_To do:_
Each record that follows should be repeated exactly, minus any images.

——————

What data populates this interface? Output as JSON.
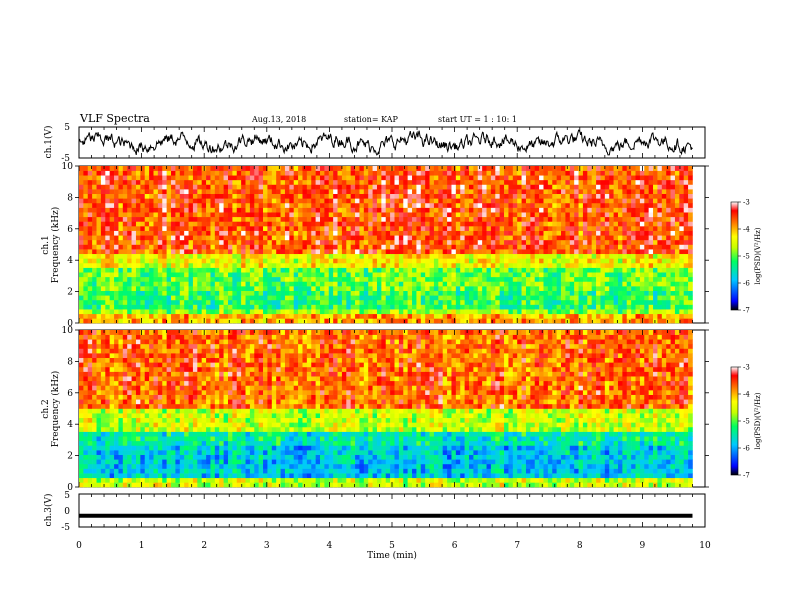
{
  "header": {
    "title": "VLF Spectra",
    "date": "Aug.13, 2018",
    "station": "station= KAP",
    "start_ut": "start  UT =   1 : 10: 1"
  },
  "chart_data": [
    {
      "type": "line",
      "panel": "ch1-waveform",
      "ylabel": "ch.1(V)",
      "ylim": [
        -5,
        5
      ],
      "yticks": [
        "5",
        "-5"
      ],
      "xlim": [
        0,
        10
      ],
      "series_color": "#000000",
      "approx_range": [
        -4,
        4
      ]
    },
    {
      "type": "heatmap",
      "panel": "ch1-spectrogram",
      "ylabel_top": "ch.1",
      "ylabel_bottom": "Frequency  (kHz)",
      "ylim": [
        0,
        10
      ],
      "yticks": [
        "0",
        "2",
        "4",
        "6",
        "8",
        "10"
      ],
      "xlim": [
        0,
        9.8
      ],
      "colorbar_label": "log(PSD)(V²/Hz)",
      "colorbar_range": [
        -7,
        -3
      ],
      "colorbar_ticks": [
        "-3",
        "-4",
        "-5",
        "-6",
        "-7"
      ],
      "levels_by_band": [
        {
          "freq_khz": [
            0.0,
            0.5
          ],
          "log_psd": -4.0
        },
        {
          "freq_khz": [
            0.5,
            1.0
          ],
          "log_psd": -4.8
        },
        {
          "freq_khz": [
            1.0,
            2.0
          ],
          "log_psd": -5.2
        },
        {
          "freq_khz": [
            2.0,
            3.4
          ],
          "log_psd": -5.0
        },
        {
          "freq_khz": [
            3.4,
            4.5
          ],
          "log_psd": -4.4
        },
        {
          "freq_khz": [
            4.5,
            10.0
          ],
          "log_psd": -3.6
        }
      ]
    },
    {
      "type": "heatmap",
      "panel": "ch2-spectrogram",
      "ylabel_top": "ch.2",
      "ylabel_bottom": "Frequency  (kHz)",
      "ylim": [
        0,
        10
      ],
      "yticks": [
        "0",
        "2",
        "4",
        "6",
        "8",
        "10"
      ],
      "xlim": [
        0,
        9.8
      ],
      "colorbar_label": "log(PSD)(V²/Hz)",
      "colorbar_range": [
        -7,
        -3
      ],
      "colorbar_ticks": [
        "-3",
        "-4",
        "-5",
        "-6",
        "-7"
      ],
      "levels_by_band": [
        {
          "freq_khz": [
            0.0,
            0.6
          ],
          "log_psd": -4.6
        },
        {
          "freq_khz": [
            0.6,
            2.6
          ],
          "log_psd": -5.8
        },
        {
          "freq_khz": [
            2.6,
            3.4
          ],
          "log_psd": -5.5
        },
        {
          "freq_khz": [
            3.4,
            5.0
          ],
          "log_psd": -4.6
        },
        {
          "freq_khz": [
            5.0,
            10.0
          ],
          "log_psd": -3.7
        }
      ]
    },
    {
      "type": "line",
      "panel": "ch3-waveform",
      "ylabel": "ch.3(V)",
      "ylim": [
        -5,
        5
      ],
      "yticks": [
        "5",
        "0",
        "-5"
      ],
      "xlim": [
        0,
        10
      ],
      "constant_value": -1,
      "series_color": "#000000"
    }
  ],
  "xaxis": {
    "label": "Time  (min)",
    "range": [
      0,
      10
    ],
    "ticks": [
      "0",
      "1",
      "2",
      "3",
      "4",
      "5",
      "6",
      "7",
      "8",
      "9",
      "10"
    ]
  }
}
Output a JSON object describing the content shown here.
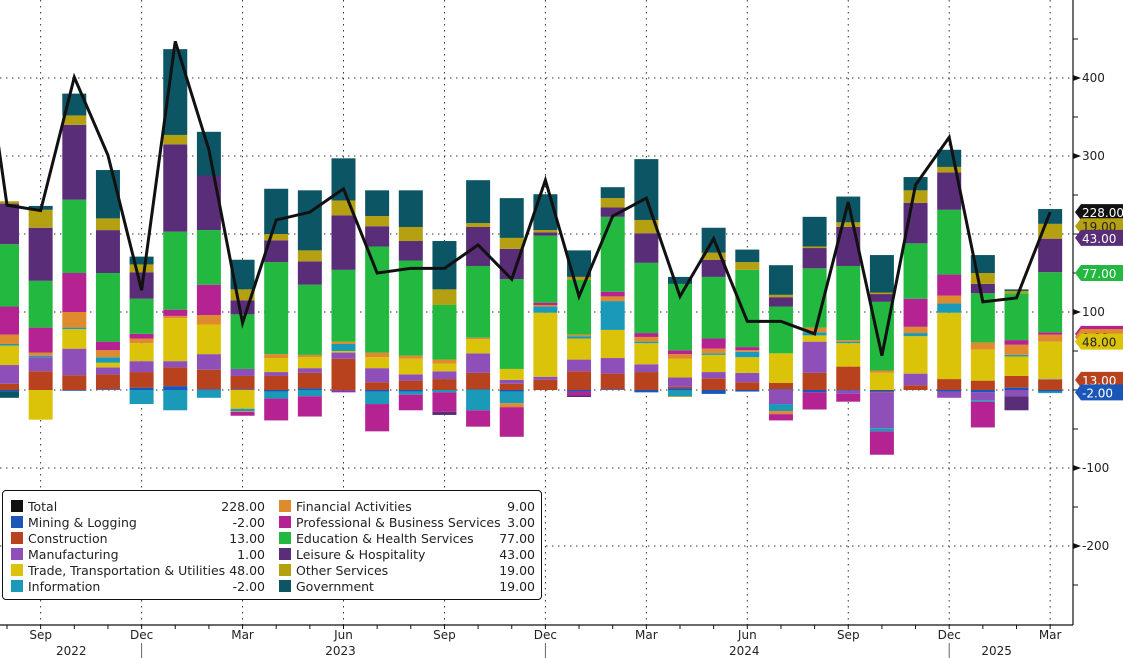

——————

_Answer to this problem:_
What data populates this interface? Output as JSON.
{
  "header": {
    "title": "VLF Spectra",
    "date": "Aug.13, 2018",
    "station": "station= KAP",
    "start_ut": "start  UT =   1 : 10: 1"
  },
  "chart_data": [
    {
      "type": "line",
      "panel": "ch1-waveform",
      "ylabel": "ch.1(V)",
      "ylim": [
        -5,
        5
      ],
      "yticks": [
        "5",
        "-5"
      ],
      "xlim": [
        0,
        10
      ],
      "series_color": "#000000",
      "approx_range": [
        -4,
        4
      ]
    },
    {
      "type": "heatmap",
      "panel": "ch1-spectrogram",
      "ylabel_top": "ch.1",
      "ylabel_bottom": "Frequency  (kHz)",
      "ylim": [
        0,
        10
      ],
      "yticks": [
        "0",
        "2",
        "4",
        "6",
        "8",
        "10"
      ],
      "xlim": [
        0,
        9.8
      ],
      "colorbar_label": "log(PSD)(V²/Hz)",
      "colorbar_range": [
        -7,
        -3
      ],
      "colorbar_ticks": [
        "-3",
        "-4",
        "-5",
        "-6",
        "-7"
      ],
      "levels_by_band": [
        {
          "freq_khz": [
            0.0,
            0.5
          ],
          "log_psd": -4.0
        },
        {
          "freq_khz": [
            0.5,
            1.0
          ],
          "log_psd": -4.8
        },
        {
          "freq_khz": [
            1.0,
            2.0
          ],
          "log_psd": -5.2
        },
        {
          "freq_khz": [
            2.0,
            3.4
          ],
          "log_psd": -5.0
        },
        {
          "freq_khz": [
            3.4,
            4.5
          ],
          "log_psd": -4.4
        },
        {
          "freq_khz": [
            4.5,
            10.0
          ],
          "log_psd": -3.6
        }
      ]
    },
    {
      "type": "heatmap",
      "panel": "ch2-spectrogram",
      "ylabel_top": "ch.2",
      "ylabel_bottom": "Frequency  (kHz)",
      "ylim": [
        0,
        10
      ],
      "yticks": [
        "0",
        "2",
        "4",
        "6",
        "8",
        "10"
      ],
      "xlim": [
        0,
        9.8
      ],
      "colorbar_label": "log(PSD)(V²/Hz)",
      "colorbar_range": [
        -7,
        -3
      ],
      "colorbar_ticks": [
        "-3",
        "-4",
        "-5",
        "-6",
        "-7"
      ],
      "levels_by_band": [
        {
          "freq_khz": [
            0.0,
            0.6
          ],
          "log_psd": -4.6
        },
        {
          "freq_khz": [
            0.6,
            2.6
          ],
          "log_psd": -5.8
        },
        {
          "freq_khz": [
            2.6,
            3.4
          ],
          "log_psd": -5.5
        },
        {
          "freq_khz": [
            3.4,
            5.0
          ],
          "log_psd": -4.6
        },
        {
          "freq_khz": [
            5.0,
            10.0
          ],
          "log_psd": -3.7
        }
      ]
    },
    {
      "type": "line",
      "panel": "ch3-waveform",
      "ylabel": "ch.3(V)",
      "ylim": [
        -5,
        5
      ],
      "yticks": [
        "5",
        "0",
        "-5"
      ],
      "xlim": [
        0,
        10
      ],
      "constant_value": -1,
      "series_color": "#000000"
    }
  ],
  "xaxis": {
    "label": "Time  (min)",
    "range": [
      0,
      10
    ],
    "ticks": [
      "0",
      "1",
      "2",
      "3",
      "4",
      "5",
      "6",
      "7",
      "8",
      "9",
      "10"
    ]
  }
}
Output a JSON object describing the content shown here.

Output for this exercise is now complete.